(Task details): Extract every line below that contains the word "name".

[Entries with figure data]
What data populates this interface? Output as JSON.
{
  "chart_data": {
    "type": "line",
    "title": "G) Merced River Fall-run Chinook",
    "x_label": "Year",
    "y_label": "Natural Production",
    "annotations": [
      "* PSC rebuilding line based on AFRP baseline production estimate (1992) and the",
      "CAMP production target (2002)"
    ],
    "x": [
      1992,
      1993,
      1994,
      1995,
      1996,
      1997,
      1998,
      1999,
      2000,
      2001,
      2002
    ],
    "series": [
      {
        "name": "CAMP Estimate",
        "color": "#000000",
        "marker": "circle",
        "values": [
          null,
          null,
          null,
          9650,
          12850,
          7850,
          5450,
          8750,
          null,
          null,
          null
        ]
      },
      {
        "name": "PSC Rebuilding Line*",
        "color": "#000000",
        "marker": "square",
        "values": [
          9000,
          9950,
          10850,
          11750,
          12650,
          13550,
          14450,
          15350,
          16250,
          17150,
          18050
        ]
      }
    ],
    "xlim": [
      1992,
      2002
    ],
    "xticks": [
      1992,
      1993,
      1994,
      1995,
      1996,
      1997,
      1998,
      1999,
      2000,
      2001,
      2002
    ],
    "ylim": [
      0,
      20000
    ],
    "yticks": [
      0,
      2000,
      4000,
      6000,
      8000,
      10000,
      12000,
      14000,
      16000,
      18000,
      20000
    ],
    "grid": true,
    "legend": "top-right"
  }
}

(Answer to the task):
        "name": "CAMP Estimate",
        "name": "PSC Rebuilding Line*",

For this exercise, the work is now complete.